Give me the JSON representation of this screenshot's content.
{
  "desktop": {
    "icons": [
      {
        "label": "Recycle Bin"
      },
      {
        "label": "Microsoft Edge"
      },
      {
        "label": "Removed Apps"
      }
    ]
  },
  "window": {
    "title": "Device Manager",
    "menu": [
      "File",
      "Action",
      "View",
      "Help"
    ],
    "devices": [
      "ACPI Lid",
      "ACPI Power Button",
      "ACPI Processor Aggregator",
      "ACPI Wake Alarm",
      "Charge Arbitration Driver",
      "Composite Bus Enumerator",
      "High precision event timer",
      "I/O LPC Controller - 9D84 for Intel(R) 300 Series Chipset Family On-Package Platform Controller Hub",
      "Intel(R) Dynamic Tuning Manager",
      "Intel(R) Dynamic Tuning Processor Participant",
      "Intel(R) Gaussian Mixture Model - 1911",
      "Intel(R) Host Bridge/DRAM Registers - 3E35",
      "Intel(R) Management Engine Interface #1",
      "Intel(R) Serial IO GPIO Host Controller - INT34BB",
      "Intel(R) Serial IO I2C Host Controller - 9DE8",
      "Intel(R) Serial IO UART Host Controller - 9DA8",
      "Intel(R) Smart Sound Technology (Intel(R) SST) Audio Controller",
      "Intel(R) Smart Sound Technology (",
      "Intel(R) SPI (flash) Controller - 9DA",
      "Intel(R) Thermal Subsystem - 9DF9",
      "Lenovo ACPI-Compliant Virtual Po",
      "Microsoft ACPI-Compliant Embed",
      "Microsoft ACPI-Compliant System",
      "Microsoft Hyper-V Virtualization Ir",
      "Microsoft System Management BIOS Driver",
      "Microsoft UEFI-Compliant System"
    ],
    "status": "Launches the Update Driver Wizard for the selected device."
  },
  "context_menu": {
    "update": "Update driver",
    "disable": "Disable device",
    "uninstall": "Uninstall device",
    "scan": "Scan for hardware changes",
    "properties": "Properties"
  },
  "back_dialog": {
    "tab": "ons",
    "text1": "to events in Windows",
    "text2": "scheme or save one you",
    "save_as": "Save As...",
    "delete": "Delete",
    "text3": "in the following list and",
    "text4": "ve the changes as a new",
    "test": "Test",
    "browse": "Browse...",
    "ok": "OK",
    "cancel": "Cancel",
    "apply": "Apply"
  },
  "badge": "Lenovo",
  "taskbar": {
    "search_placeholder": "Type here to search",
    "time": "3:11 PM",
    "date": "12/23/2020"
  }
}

*WHAT IS BEING ASKED*:
Would you give the material above again, complete and exact?

*RESPONSE TO THIS TASK*:
Give me the JSON representation of this screenshot's content.
{
  "desktop": {
    "icons": [
      {
        "label": "Recycle Bin"
      },
      {
        "label": "Microsoft Edge"
      },
      {
        "label": "Removed Apps"
      }
    ]
  },
  "window": {
    "title": "Device Manager",
    "menu": [
      "File",
      "Action",
      "View",
      "Help"
    ],
    "devices": [
      "ACPI Lid",
      "ACPI Power Button",
      "ACPI Processor Aggregator",
      "ACPI Wake Alarm",
      "Charge Arbitration Driver",
      "Composite Bus Enumerator",
      "High precision event timer",
      "I/O LPC Controller - 9D84 for Intel(R) 300 Series Chipset Family On-Package Platform Controller Hub",
      "Intel(R) Dynamic Tuning Manager",
      "Intel(R) Dynamic Tuning Processor Participant",
      "Intel(R) Gaussian Mixture Model - 1911",
      "Intel(R) Host Bridge/DRAM Registers - 3E35",
      "Intel(R) Management Engine Interface #1",
      "Intel(R) Serial IO GPIO Host Controller - INT34BB",
      "Intel(R) Serial IO I2C Host Controller - 9DE8",
      "Intel(R) Serial IO UART Host Controller - 9DA8",
      "Intel(R) Smart Sound Technology (Intel(R) SST) Audio Controller",
      "Intel(R) Smart Sound Technology (",
      "Intel(R) SPI (flash) Controller - 9DA",
      "Intel(R) Thermal Subsystem - 9DF9",
      "Lenovo ACPI-Compliant Virtual Po",
      "Microsoft ACPI-Compliant Embed",
      "Microsoft ACPI-Compliant System",
      "Microsoft Hyper-V Virtualization Ir",
      "Microsoft System Management BIOS Driver",
      "Microsoft UEFI-Compliant System"
    ],
    "status": "Launches the Update Driver Wizard for the selected device."
  },
  "context_menu": {
    "update": "Update driver",
    "disable": "Disable device",
    "uninstall": "Uninstall device",
    "scan": "Scan for hardware changes",
    "properties": "Properties"
  },
  "back_dialog": {
    "tab": "ons",
    "text1": "to events in Windows",
    "text2": "scheme or save one you",
    "save_as": "Save As...",
    "delete": "Delete",
    "text3": "in the following list and",
    "text4": "ve the changes as a new",
    "test": "Test",
    "browse": "Browse...",
    "ok": "OK",
    "cancel": "Cancel",
    "apply": "Apply"
  },
  "badge": "Lenovo",
  "taskbar": {
    "search_placeholder": "Type here to search",
    "time": "3:11 PM",
    "date": "12/23/2020"
  }
}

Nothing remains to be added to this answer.